Start of RECORDS SUPPLIED
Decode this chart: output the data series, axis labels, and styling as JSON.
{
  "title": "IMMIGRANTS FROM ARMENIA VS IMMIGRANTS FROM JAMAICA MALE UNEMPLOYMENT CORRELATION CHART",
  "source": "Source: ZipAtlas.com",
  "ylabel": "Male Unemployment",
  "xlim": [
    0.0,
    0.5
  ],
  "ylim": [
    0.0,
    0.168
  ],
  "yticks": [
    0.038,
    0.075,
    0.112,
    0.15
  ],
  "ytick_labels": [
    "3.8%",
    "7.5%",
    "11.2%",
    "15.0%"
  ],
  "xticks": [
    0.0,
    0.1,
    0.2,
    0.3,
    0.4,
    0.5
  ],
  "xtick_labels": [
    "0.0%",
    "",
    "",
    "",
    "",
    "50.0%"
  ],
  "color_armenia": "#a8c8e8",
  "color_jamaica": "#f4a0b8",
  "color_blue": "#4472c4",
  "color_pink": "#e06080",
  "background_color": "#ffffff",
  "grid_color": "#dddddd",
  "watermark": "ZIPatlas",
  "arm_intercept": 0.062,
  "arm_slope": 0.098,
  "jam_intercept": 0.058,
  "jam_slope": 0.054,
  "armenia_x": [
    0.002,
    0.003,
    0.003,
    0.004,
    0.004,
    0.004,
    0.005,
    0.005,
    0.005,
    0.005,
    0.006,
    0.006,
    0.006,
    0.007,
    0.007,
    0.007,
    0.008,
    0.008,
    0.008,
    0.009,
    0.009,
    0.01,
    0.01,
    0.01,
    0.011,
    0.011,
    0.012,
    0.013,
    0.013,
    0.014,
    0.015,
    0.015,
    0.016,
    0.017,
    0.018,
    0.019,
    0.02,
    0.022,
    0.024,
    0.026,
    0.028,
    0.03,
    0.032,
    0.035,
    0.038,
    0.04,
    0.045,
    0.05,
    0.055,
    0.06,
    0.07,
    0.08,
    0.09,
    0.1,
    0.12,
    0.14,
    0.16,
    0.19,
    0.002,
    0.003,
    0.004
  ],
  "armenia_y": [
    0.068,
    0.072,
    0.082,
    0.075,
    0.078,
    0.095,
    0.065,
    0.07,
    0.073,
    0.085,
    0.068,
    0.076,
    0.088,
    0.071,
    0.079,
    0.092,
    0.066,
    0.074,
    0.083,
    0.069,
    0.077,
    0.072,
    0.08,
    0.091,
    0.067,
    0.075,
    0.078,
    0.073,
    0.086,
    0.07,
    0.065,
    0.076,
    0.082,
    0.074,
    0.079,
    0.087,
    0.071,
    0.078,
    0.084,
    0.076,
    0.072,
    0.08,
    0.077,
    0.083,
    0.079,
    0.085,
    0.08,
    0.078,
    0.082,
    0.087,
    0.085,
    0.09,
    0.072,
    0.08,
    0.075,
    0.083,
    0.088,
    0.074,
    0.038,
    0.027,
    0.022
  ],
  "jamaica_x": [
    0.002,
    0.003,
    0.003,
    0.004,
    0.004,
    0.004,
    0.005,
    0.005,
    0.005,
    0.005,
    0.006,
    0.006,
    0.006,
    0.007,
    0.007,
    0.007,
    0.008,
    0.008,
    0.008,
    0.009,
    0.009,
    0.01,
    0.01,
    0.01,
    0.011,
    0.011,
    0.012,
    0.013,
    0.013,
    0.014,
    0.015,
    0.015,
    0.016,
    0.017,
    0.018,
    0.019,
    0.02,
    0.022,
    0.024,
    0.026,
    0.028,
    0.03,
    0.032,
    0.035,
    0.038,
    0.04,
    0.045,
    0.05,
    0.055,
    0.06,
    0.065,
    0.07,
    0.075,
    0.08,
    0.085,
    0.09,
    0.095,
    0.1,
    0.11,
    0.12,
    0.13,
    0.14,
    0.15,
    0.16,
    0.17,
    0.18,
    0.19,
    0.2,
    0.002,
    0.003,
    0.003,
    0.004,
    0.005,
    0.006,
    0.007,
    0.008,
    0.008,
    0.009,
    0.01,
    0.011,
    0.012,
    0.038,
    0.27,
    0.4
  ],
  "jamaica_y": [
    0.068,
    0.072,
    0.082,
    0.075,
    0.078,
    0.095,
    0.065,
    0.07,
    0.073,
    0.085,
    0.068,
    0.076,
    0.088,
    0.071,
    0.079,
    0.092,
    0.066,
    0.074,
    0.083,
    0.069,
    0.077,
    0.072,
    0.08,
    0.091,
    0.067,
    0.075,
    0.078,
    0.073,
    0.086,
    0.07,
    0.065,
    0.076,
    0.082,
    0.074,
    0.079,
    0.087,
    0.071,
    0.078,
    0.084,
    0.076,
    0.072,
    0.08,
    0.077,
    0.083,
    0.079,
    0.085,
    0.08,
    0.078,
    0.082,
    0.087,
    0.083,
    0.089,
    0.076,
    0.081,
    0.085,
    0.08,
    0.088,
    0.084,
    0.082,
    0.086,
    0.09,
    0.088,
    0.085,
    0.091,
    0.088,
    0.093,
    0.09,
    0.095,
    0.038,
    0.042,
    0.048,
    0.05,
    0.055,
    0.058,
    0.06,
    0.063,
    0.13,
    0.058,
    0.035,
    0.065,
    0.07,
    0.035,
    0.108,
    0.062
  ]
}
End of RECORDS SUPPLIED
- [WHAT YOU NEED TO DO]
Extract the complete listing verbatim.

- [ANSWER FOR THE TASK]
Decode this chart: output the data series, axis labels, and styling as JSON.
{
  "title": "IMMIGRANTS FROM ARMENIA VS IMMIGRANTS FROM JAMAICA MALE UNEMPLOYMENT CORRELATION CHART",
  "source": "Source: ZipAtlas.com",
  "ylabel": "Male Unemployment",
  "xlim": [
    0.0,
    0.5
  ],
  "ylim": [
    0.0,
    0.168
  ],
  "yticks": [
    0.038,
    0.075,
    0.112,
    0.15
  ],
  "ytick_labels": [
    "3.8%",
    "7.5%",
    "11.2%",
    "15.0%"
  ],
  "xticks": [
    0.0,
    0.1,
    0.2,
    0.3,
    0.4,
    0.5
  ],
  "xtick_labels": [
    "0.0%",
    "",
    "",
    "",
    "",
    "50.0%"
  ],
  "color_armenia": "#a8c8e8",
  "color_jamaica": "#f4a0b8",
  "color_blue": "#4472c4",
  "color_pink": "#e06080",
  "background_color": "#ffffff",
  "grid_color": "#dddddd",
  "watermark": "ZIPatlas",
  "arm_intercept": 0.062,
  "arm_slope": 0.098,
  "jam_intercept": 0.058,
  "jam_slope": 0.054,
  "armenia_x": [
    0.002,
    0.003,
    0.003,
    0.004,
    0.004,
    0.004,
    0.005,
    0.005,
    0.005,
    0.005,
    0.006,
    0.006,
    0.006,
    0.007,
    0.007,
    0.007,
    0.008,
    0.008,
    0.008,
    0.009,
    0.009,
    0.01,
    0.01,
    0.01,
    0.011,
    0.011,
    0.012,
    0.013,
    0.013,
    0.014,
    0.015,
    0.015,
    0.016,
    0.017,
    0.018,
    0.019,
    0.02,
    0.022,
    0.024,
    0.026,
    0.028,
    0.03,
    0.032,
    0.035,
    0.038,
    0.04,
    0.045,
    0.05,
    0.055,
    0.06,
    0.07,
    0.08,
    0.09,
    0.1,
    0.12,
    0.14,
    0.16,
    0.19,
    0.002,
    0.003,
    0.004
  ],
  "armenia_y": [
    0.068,
    0.072,
    0.082,
    0.075,
    0.078,
    0.095,
    0.065,
    0.07,
    0.073,
    0.085,
    0.068,
    0.076,
    0.088,
    0.071,
    0.079,
    0.092,
    0.066,
    0.074,
    0.083,
    0.069,
    0.077,
    0.072,
    0.08,
    0.091,
    0.067,
    0.075,
    0.078,
    0.073,
    0.086,
    0.07,
    0.065,
    0.076,
    0.082,
    0.074,
    0.079,
    0.087,
    0.071,
    0.078,
    0.084,
    0.076,
    0.072,
    0.08,
    0.077,
    0.083,
    0.079,
    0.085,
    0.08,
    0.078,
    0.082,
    0.087,
    0.085,
    0.09,
    0.072,
    0.08,
    0.075,
    0.083,
    0.088,
    0.074,
    0.038,
    0.027,
    0.022
  ],
  "jamaica_x": [
    0.002,
    0.003,
    0.003,
    0.004,
    0.004,
    0.004,
    0.005,
    0.005,
    0.005,
    0.005,
    0.006,
    0.006,
    0.006,
    0.007,
    0.007,
    0.007,
    0.008,
    0.008,
    0.008,
    0.009,
    0.009,
    0.01,
    0.01,
    0.01,
    0.011,
    0.011,
    0.012,
    0.013,
    0.013,
    0.014,
    0.015,
    0.015,
    0.016,
    0.017,
    0.018,
    0.019,
    0.02,
    0.022,
    0.024,
    0.026,
    0.028,
    0.03,
    0.032,
    0.035,
    0.038,
    0.04,
    0.045,
    0.05,
    0.055,
    0.06,
    0.065,
    0.07,
    0.075,
    0.08,
    0.085,
    0.09,
    0.095,
    0.1,
    0.11,
    0.12,
    0.13,
    0.14,
    0.15,
    0.16,
    0.17,
    0.18,
    0.19,
    0.2,
    0.002,
    0.003,
    0.003,
    0.004,
    0.005,
    0.006,
    0.007,
    0.008,
    0.008,
    0.009,
    0.01,
    0.011,
    0.012,
    0.038,
    0.27,
    0.4
  ],
  "jamaica_y": [
    0.068,
    0.072,
    0.082,
    0.075,
    0.078,
    0.095,
    0.065,
    0.07,
    0.073,
    0.085,
    0.068,
    0.076,
    0.088,
    0.071,
    0.079,
    0.092,
    0.066,
    0.074,
    0.083,
    0.069,
    0.077,
    0.072,
    0.08,
    0.091,
    0.067,
    0.075,
    0.078,
    0.073,
    0.086,
    0.07,
    0.065,
    0.076,
    0.082,
    0.074,
    0.079,
    0.087,
    0.071,
    0.078,
    0.084,
    0.076,
    0.072,
    0.08,
    0.077,
    0.083,
    0.079,
    0.085,
    0.08,
    0.078,
    0.082,
    0.087,
    0.083,
    0.089,
    0.076,
    0.081,
    0.085,
    0.08,
    0.088,
    0.084,
    0.082,
    0.086,
    0.09,
    0.088,
    0.085,
    0.091,
    0.088,
    0.093,
    0.09,
    0.095,
    0.038,
    0.042,
    0.048,
    0.05,
    0.055,
    0.058,
    0.06,
    0.063,
    0.13,
    0.058,
    0.035,
    0.065,
    0.07,
    0.035,
    0.108,
    0.062
  ]
}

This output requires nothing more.